- ABOUT THIS TASK: Return every line of the data that contains the string "ylabel".

- SOURCE MATERIAL:
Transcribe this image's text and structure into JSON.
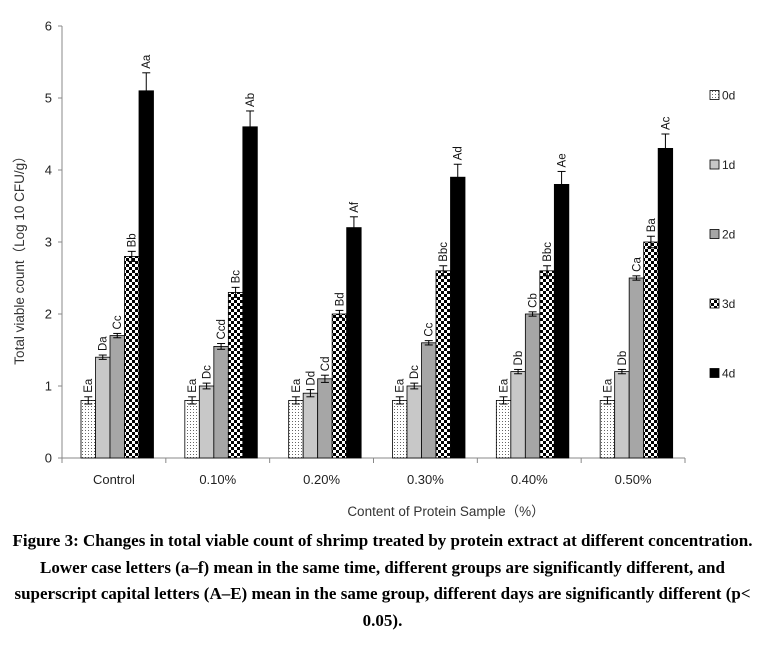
{
  "chart_data": {
    "type": "bar",
    "title": "",
    "xlabel": "Content of Protein Sample（%）",
    "ylabel": "Total viable count（Log 10 CFU/g）",
    "ylim": [
      0,
      6
    ],
    "yticks": [
      0,
      1,
      2,
      3,
      4,
      5,
      6
    ],
    "grid": false,
    "legend_position": "right",
    "categories": [
      "Control",
      "0.10%",
      "0.20%",
      "0.30%",
      "0.40%",
      "0.50%"
    ],
    "series": [
      {
        "name": "0d",
        "pattern": "dots",
        "values": [
          0.8,
          0.8,
          0.8,
          0.8,
          0.8,
          0.8
        ],
        "errors": [
          0.05,
          0.05,
          0.05,
          0.05,
          0.05,
          0.05
        ],
        "labels": [
          "Ea",
          "Ea",
          "Ea",
          "Ea",
          "Ea",
          "Ea"
        ]
      },
      {
        "name": "1d",
        "pattern": "light-gray",
        "values": [
          1.4,
          1.0,
          0.9,
          1.0,
          1.2,
          1.2
        ],
        "errors": [
          0.03,
          0.04,
          0.05,
          0.04,
          0.03,
          0.03
        ],
        "labels": [
          "Da",
          "Dc",
          "Dd",
          "Dc",
          "Db",
          "Db"
        ]
      },
      {
        "name": "2d",
        "pattern": "gray",
        "values": [
          1.7,
          1.55,
          1.1,
          1.6,
          2.0,
          2.5
        ],
        "errors": [
          0.03,
          0.04,
          0.05,
          0.03,
          0.03,
          0.03
        ],
        "labels": [
          "Cc",
          "Ccd",
          "Cd",
          "Cc",
          "Cb",
          "Ca"
        ]
      },
      {
        "name": "3d",
        "pattern": "checker",
        "values": [
          2.8,
          2.3,
          2.0,
          2.6,
          2.6,
          3.0
        ],
        "errors": [
          0.07,
          0.07,
          0.05,
          0.07,
          0.07,
          0.08
        ],
        "labels": [
          "Bb",
          "Bc",
          "Bd",
          "Bbc",
          "Bbc",
          "Ba"
        ]
      },
      {
        "name": "4d",
        "pattern": "black",
        "values": [
          5.1,
          4.6,
          3.2,
          3.9,
          3.8,
          4.3
        ],
        "errors": [
          0.25,
          0.22,
          0.15,
          0.18,
          0.18,
          0.2
        ],
        "labels": [
          "Aa",
          "Ab",
          "Af",
          "Ad",
          "Ae",
          "Ac"
        ]
      }
    ]
  },
  "caption": "Figure 3: Changes in total viable count of shrimp treated by protein extract at different concentration. Lower case letters (a–f) mean in the same time, different groups are significantly different, and superscript capital letters (A–E) mean in the same group, different days are significantly different (p< 0.05)."
}
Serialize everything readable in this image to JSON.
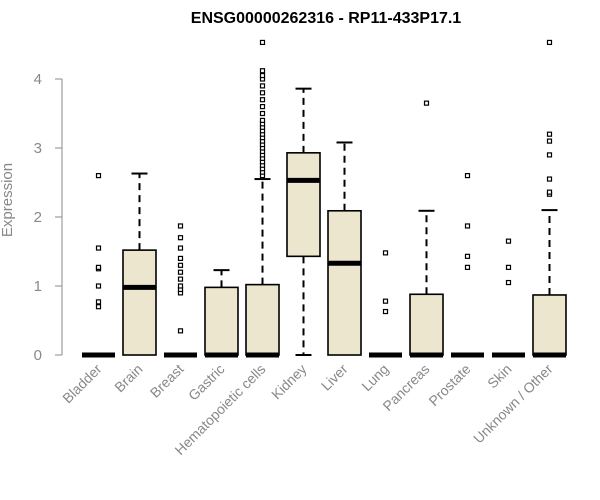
{
  "chart_data": {
    "type": "box",
    "title": "ENSG00000262316 - RP11-433P17.1",
    "xlabel": "",
    "ylabel": "Expression",
    "ylim": [
      0,
      4.5
    ],
    "yticks": [
      0,
      1,
      2,
      3,
      4
    ],
    "colors": {
      "box_fill": "#ede6cf",
      "stroke": "#000000",
      "axis": "#888888"
    },
    "categories": [
      "Bladder",
      "Brain",
      "Breast",
      "Gastric",
      "Hematopoietic cells",
      "Kidney",
      "Liver",
      "Lung",
      "Pancreas",
      "Prostate",
      "Skin",
      "Unknown / Other"
    ],
    "boxes": [
      {
        "category": "Bladder",
        "q1": 0,
        "median": 0,
        "q3": 0,
        "whisker_low": 0,
        "whisker_high": 0,
        "outliers": [
          0.7,
          0.77,
          1.0,
          1.25,
          1.27,
          1.55,
          2.6
        ]
      },
      {
        "category": "Brain",
        "q1": 0,
        "median": 0.98,
        "q3": 1.52,
        "whisker_low": 0,
        "whisker_high": 2.63,
        "outliers": []
      },
      {
        "category": "Breast",
        "q1": 0,
        "median": 0,
        "q3": 0,
        "whisker_low": 0,
        "whisker_high": 0,
        "outliers": [
          0.35,
          0.9,
          0.95,
          1.0,
          1.1,
          1.2,
          1.3,
          1.4,
          1.55,
          1.7,
          1.87
        ]
      },
      {
        "category": "Gastric",
        "q1": 0,
        "median": 0,
        "q3": 0.98,
        "whisker_low": 0,
        "whisker_high": 1.23,
        "outliers": []
      },
      {
        "category": "Hematopoietic cells",
        "q1": 0,
        "median": 0,
        "q3": 1.02,
        "whisker_low": 0,
        "whisker_high": 2.55,
        "outliers": [
          2.6,
          2.65,
          2.7,
          2.75,
          2.8,
          2.85,
          2.9,
          2.95,
          3.0,
          3.05,
          3.1,
          3.15,
          3.2,
          3.25,
          3.3,
          3.35,
          3.4,
          3.5,
          3.6,
          3.7,
          3.8,
          3.9,
          4.0,
          4.05,
          4.12,
          4.53
        ]
      },
      {
        "category": "Kidney",
        "q1": 1.43,
        "median": 2.53,
        "q3": 2.93,
        "whisker_low": 0,
        "whisker_high": 3.86,
        "outliers": []
      },
      {
        "category": "Liver",
        "q1": 0,
        "median": 1.33,
        "q3": 2.09,
        "whisker_low": 0,
        "whisker_high": 3.08,
        "outliers": []
      },
      {
        "category": "Lung",
        "q1": 0,
        "median": 0,
        "q3": 0,
        "whisker_low": 0,
        "whisker_high": 0,
        "outliers": [
          0.63,
          0.78,
          1.48
        ]
      },
      {
        "category": "Pancreas",
        "q1": 0,
        "median": 0,
        "q3": 0.88,
        "whisker_low": 0,
        "whisker_high": 2.09,
        "outliers": [
          3.65
        ]
      },
      {
        "category": "Prostate",
        "q1": 0,
        "median": 0,
        "q3": 0,
        "whisker_low": 0,
        "whisker_high": 0,
        "outliers": [
          1.27,
          1.43,
          1.87,
          2.6
        ]
      },
      {
        "category": "Skin",
        "q1": 0,
        "median": 0,
        "q3": 0,
        "whisker_low": 0,
        "whisker_high": 0,
        "outliers": [
          1.05,
          1.27,
          1.65
        ]
      },
      {
        "category": "Unknown / Other",
        "q1": 0,
        "median": 0,
        "q3": 0.87,
        "whisker_low": 0,
        "whisker_high": 2.1,
        "outliers": [
          2.33,
          2.36,
          2.55,
          2.9,
          3.1,
          3.2,
          4.53
        ]
      }
    ]
  }
}
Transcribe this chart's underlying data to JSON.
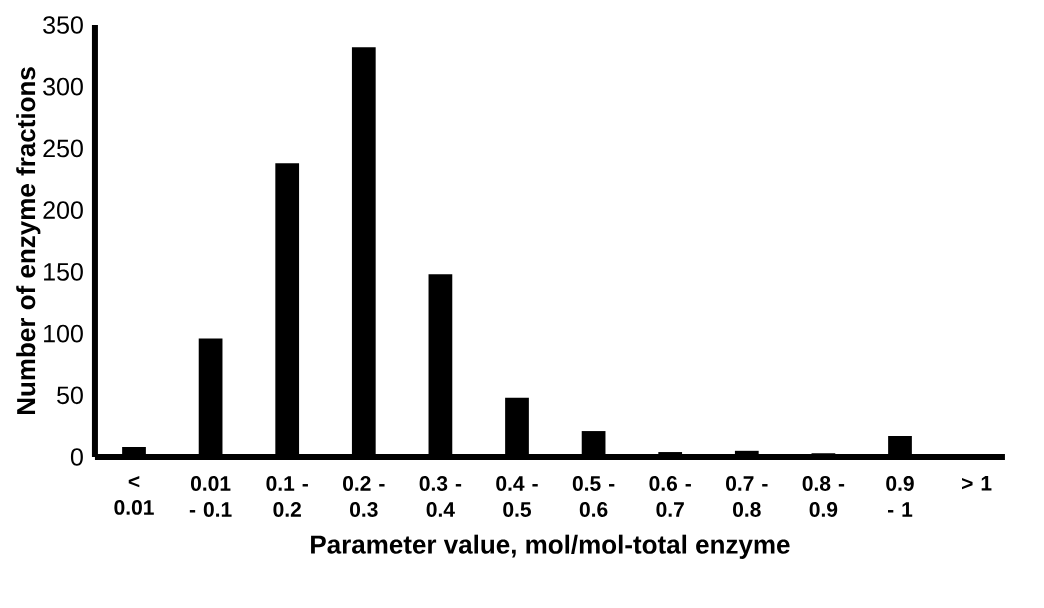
{
  "chart_data": {
    "type": "bar",
    "xlabel": "Parameter value, mol/mol-total enzyme",
    "ylabel": "Number of enzyme fractions",
    "categories": [
      "< 0.01",
      "0.01 - 0.1",
      "0.1 - 0.2",
      "0.2 - 0.3",
      "0.3 - 0.4",
      "0.4 - 0.5",
      "0.5 - 0.6",
      "0.6 - 0.7",
      "0.7 - 0.8",
      "0.8 - 0.9",
      "0.9 - 1",
      "> 1"
    ],
    "values": [
      8,
      96,
      238,
      332,
      148,
      48,
      21,
      4,
      5,
      3,
      17,
      0
    ],
    "color": "#000000",
    "ylim": [
      0,
      350
    ],
    "yticks": [
      0,
      50,
      100,
      150,
      200,
      250,
      300,
      350
    ]
  }
}
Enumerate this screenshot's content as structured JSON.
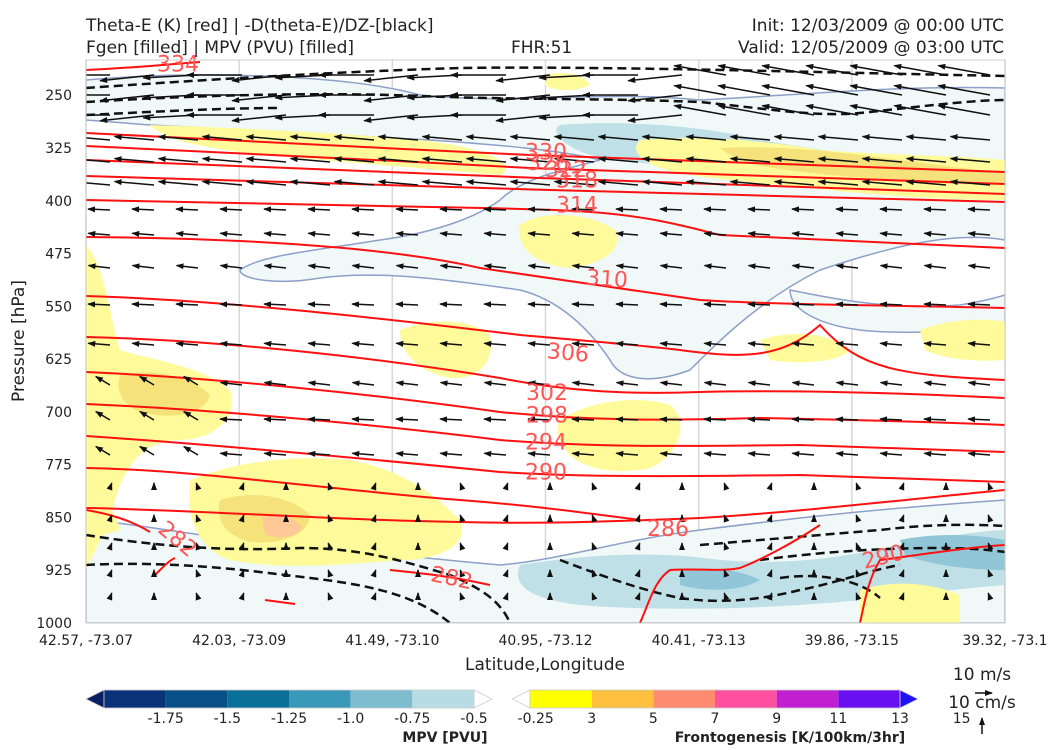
{
  "header": {
    "title_line1": "Theta-E (K) [red] | -D(theta-E)/DZ-[black]",
    "title_line2": "Fgen [filled] | MPV (PVU) [filled]",
    "fhr": "FHR:51",
    "init": "Init: 12/03/2009 @ 00:00 UTC",
    "valid": "Valid: 12/05/2009 @ 03:00 UTC"
  },
  "chart_data": {
    "type": "cross-section",
    "xlabel": "Latitude,Longitude",
    "ylabel": "Pressure [hPa]",
    "x_ticks": [
      "42.57, -73.07",
      "42.03, -73.09",
      "41.49, -73.10",
      "40.95, -73.12",
      "40.41, -73.13",
      "39.86, -73.15",
      "39.32, -73.1"
    ],
    "y_ticks": [
      250,
      325,
      400,
      475,
      550,
      625,
      700,
      775,
      850,
      925,
      1000
    ],
    "ylim": [
      200,
      1000
    ],
    "y_inverted": true,
    "grid": true,
    "theta_e_contours": [
      {
        "label": "334",
        "pressure": 205
      },
      {
        "label": "330",
        "pressure": 330
      },
      {
        "label": "326",
        "pressure": 345
      },
      {
        "label": "322",
        "pressure": 355
      },
      {
        "label": "318",
        "pressure": 370
      },
      {
        "label": "314",
        "pressure": 405
      },
      {
        "label": "310",
        "pressure": 510
      },
      {
        "label": "306",
        "pressure": 615
      },
      {
        "label": "302",
        "pressure": 672
      },
      {
        "label": "298",
        "pressure": 704
      },
      {
        "label": "294",
        "pressure": 742
      },
      {
        "label": "290",
        "pressure": 785
      },
      {
        "label": "286",
        "pressure": 865
      },
      {
        "label": "282",
        "pressure": 935
      },
      {
        "label": "282",
        "pressure": 880
      },
      {
        "label": "290",
        "pressure": 905
      }
    ],
    "colors": {
      "theta_e": "#ff0000",
      "theta_e_label": "#ff5555",
      "stability": "#000000",
      "fgen_3": "#fffb9a",
      "fgen_5": "#f5e27a",
      "mpv_neg_025": "#f0f8f8",
      "mpv_neg_050": "#c0e0e8",
      "mpv_neg_075": "#90c6d8",
      "mpv_contour": "#8ca0c8"
    },
    "mpv_colorbar": {
      "label": "MPV [PVU]",
      "ticks": [
        "-1.75",
        "-1.5",
        "-1.25",
        "-1.0",
        "-0.75",
        "-0.5",
        "-0.25"
      ],
      "colors": [
        "#0a1e64",
        "#0a3278",
        "#0a5088",
        "#0a7098",
        "#3a98b8",
        "#7ebcd0",
        "#b8dce4",
        "#ffffff"
      ]
    },
    "fgen_colorbar": {
      "label": "Frontogenesis [K/100km/3hr]",
      "ticks": [
        "3",
        "5",
        "7",
        "9",
        "11",
        "13",
        "15"
      ],
      "colors": [
        "#ffffff",
        "#ffff00",
        "#ffc040",
        "#ff8c70",
        "#ff50a0",
        "#c020d0",
        "#6a10f0",
        "#2010f8"
      ]
    },
    "wind_key": {
      "u_label": "10 m/s",
      "w_label": "10 cm/s"
    }
  }
}
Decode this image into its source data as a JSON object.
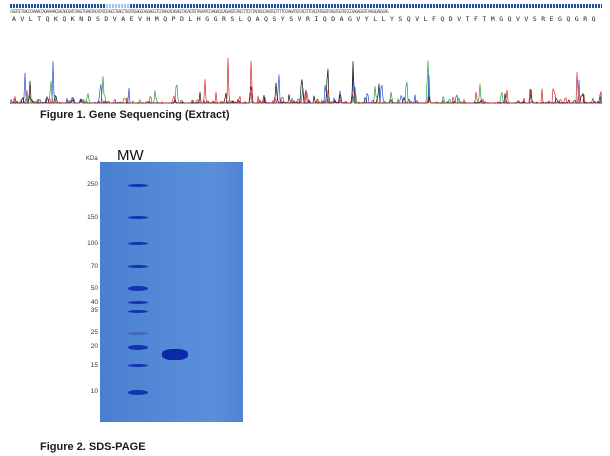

- WRITTEN ANSWER:
    "ylabel": "Total viable count（Log 10 CFU/g）",
    "ylabel": "Expression",
    "ylabel": "Number of enzyme fractions",
    "ylabel": "Pressure [hPa]",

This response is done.